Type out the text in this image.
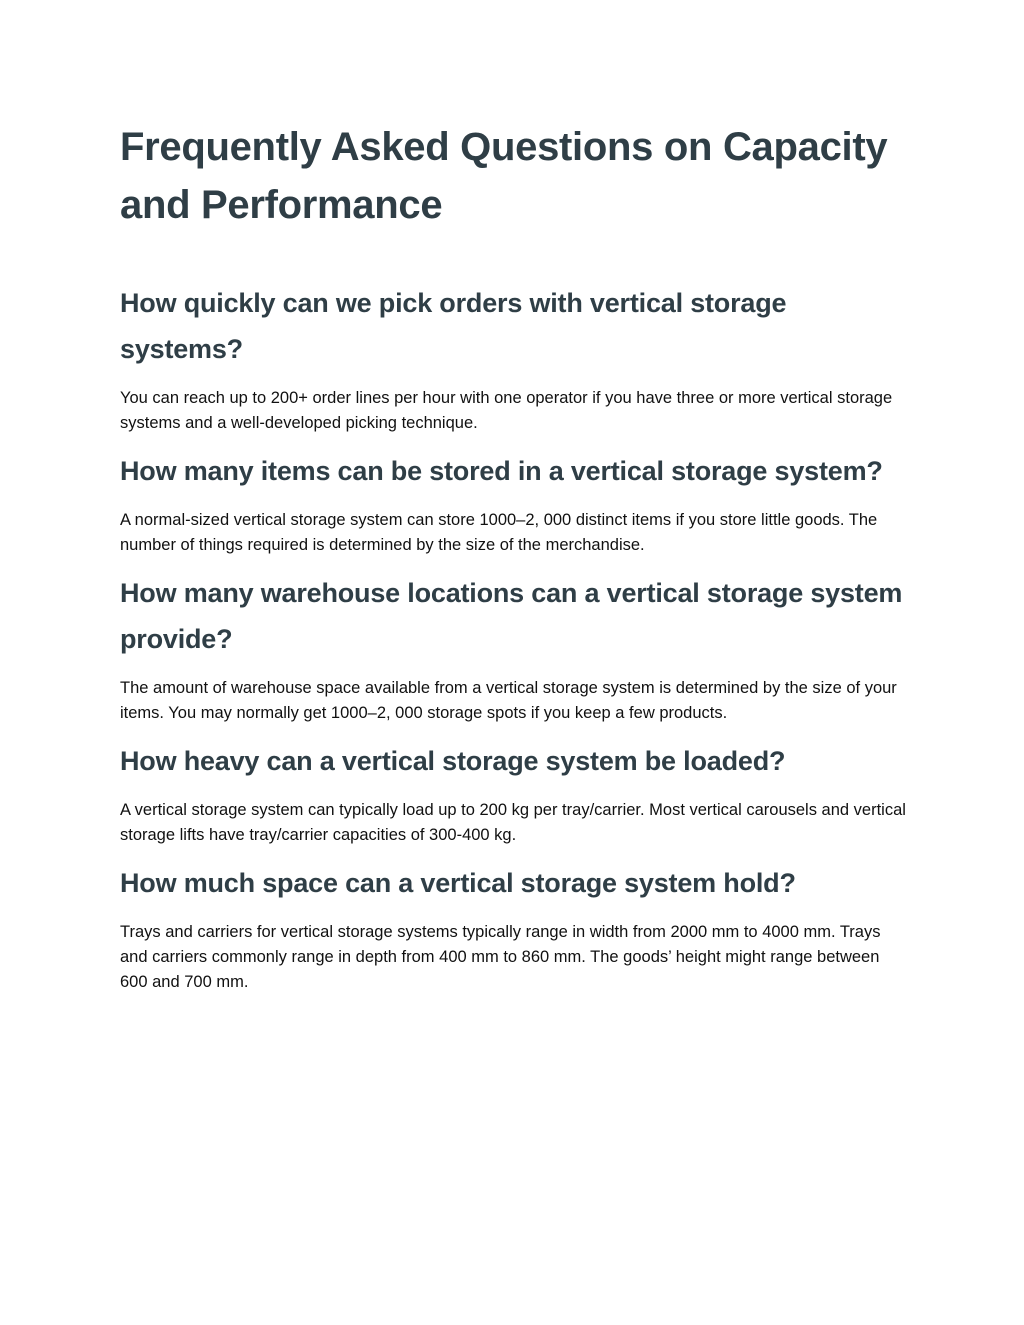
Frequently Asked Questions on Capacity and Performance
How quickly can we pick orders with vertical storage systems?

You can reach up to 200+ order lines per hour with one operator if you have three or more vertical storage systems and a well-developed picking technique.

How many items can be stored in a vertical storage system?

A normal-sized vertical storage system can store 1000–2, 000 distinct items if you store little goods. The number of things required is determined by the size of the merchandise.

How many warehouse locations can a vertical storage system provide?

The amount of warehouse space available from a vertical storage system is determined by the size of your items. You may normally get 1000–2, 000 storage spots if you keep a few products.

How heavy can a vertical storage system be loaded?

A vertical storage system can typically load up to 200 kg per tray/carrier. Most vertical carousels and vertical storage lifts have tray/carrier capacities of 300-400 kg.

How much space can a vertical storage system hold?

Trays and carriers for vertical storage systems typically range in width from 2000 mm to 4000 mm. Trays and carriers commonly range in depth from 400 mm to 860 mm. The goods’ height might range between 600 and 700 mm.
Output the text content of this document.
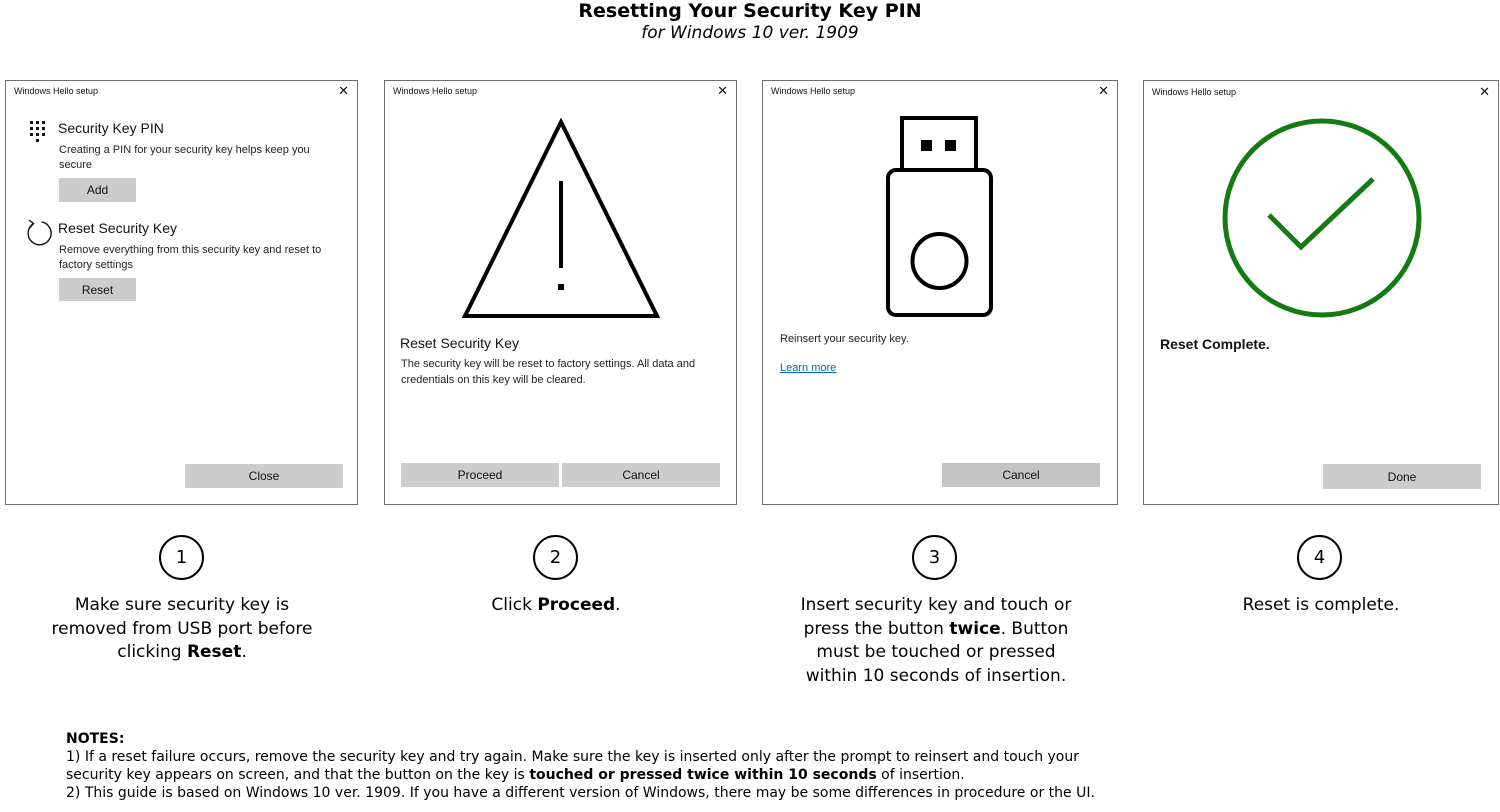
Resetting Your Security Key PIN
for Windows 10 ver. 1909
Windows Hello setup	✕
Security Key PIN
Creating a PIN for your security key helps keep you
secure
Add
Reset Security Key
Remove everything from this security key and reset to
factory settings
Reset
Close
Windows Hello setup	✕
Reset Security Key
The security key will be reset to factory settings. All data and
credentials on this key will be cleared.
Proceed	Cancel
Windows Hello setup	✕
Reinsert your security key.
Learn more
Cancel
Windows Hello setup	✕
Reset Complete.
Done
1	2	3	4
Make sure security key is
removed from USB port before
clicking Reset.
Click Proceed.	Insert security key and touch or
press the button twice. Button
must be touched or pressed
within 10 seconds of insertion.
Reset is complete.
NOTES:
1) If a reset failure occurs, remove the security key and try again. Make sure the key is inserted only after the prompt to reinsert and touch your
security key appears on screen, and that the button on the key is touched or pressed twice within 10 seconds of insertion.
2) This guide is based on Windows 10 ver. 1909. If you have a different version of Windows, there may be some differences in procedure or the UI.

....

The data above should be repeated exactly, minus any pictures.

WRITTEN RESPONSE>
Type out the text in this image.
Frequently Asked Questions on Capacity and Performance
How quickly can we pick orders with vertical storage systems?

You can reach up to 200+ order lines per hour with one operator if you have three or more vertical storage systems and a well-developed picking technique.

How many items can be stored in a vertical storage system?

A normal-sized vertical storage system can store 1000–2, 000 distinct items if you store little goods. The number of things required is determined by the size of the merchandise.

How many warehouse locations can a vertical storage system provide?

The amount of warehouse space available from a vertical storage system is determined by the size of your items. You may normally get 1000–2, 000 storage spots if you keep a few products.

How heavy can a vertical storage system be loaded?

A vertical storage system can typically load up to 200 kg per tray/carrier. Most vertical carousels and vertical storage lifts have tray/carrier capacities of 300-400 kg.

How much space can a vertical storage system hold?

Trays and carriers for vertical storage systems typically range in width from 2000 mm to 4000 mm. Trays and carriers commonly range in depth from 400 mm to 860 mm. The goods’ height might range between 600 and 700 mm.
Output the text content of this document.
Resetting Your Security Key PIN
for Windows 10 ver. 1909
Windows Hello setup	✕
Security Key PIN
Creating a PIN for your security key helps keep you
secure
Add
Reset Security Key
Remove everything from this security key and reset to
factory settings
Reset
Close
Windows Hello setup	✕
Reset Security Key
The security key will be reset to factory settings. All data and
credentials on this key will be cleared.
Proceed	Cancel
Windows Hello setup	✕
Reinsert your security key.
Learn more
Cancel
Windows Hello setup	✕
Reset Complete.
Done
1	2	3	4
Make sure security key is
removed from USB port before
clicking Reset.
Click Proceed.	Insert security key and touch or
press the button twice. Button
must be touched or pressed
within 10 seconds of insertion.
Reset is complete.
NOTES:
1) If a reset failure occurs, remove the security key and try again. Make sure the key is inserted only after the prompt to reinsert and touch your
security key appears on screen, and that the button on the key is touched or pressed twice within 10 seconds of insertion.
2) This guide is based on Windows 10 ver. 1909. If you have a different version of Windows, there may be some differences in procedure or the UI.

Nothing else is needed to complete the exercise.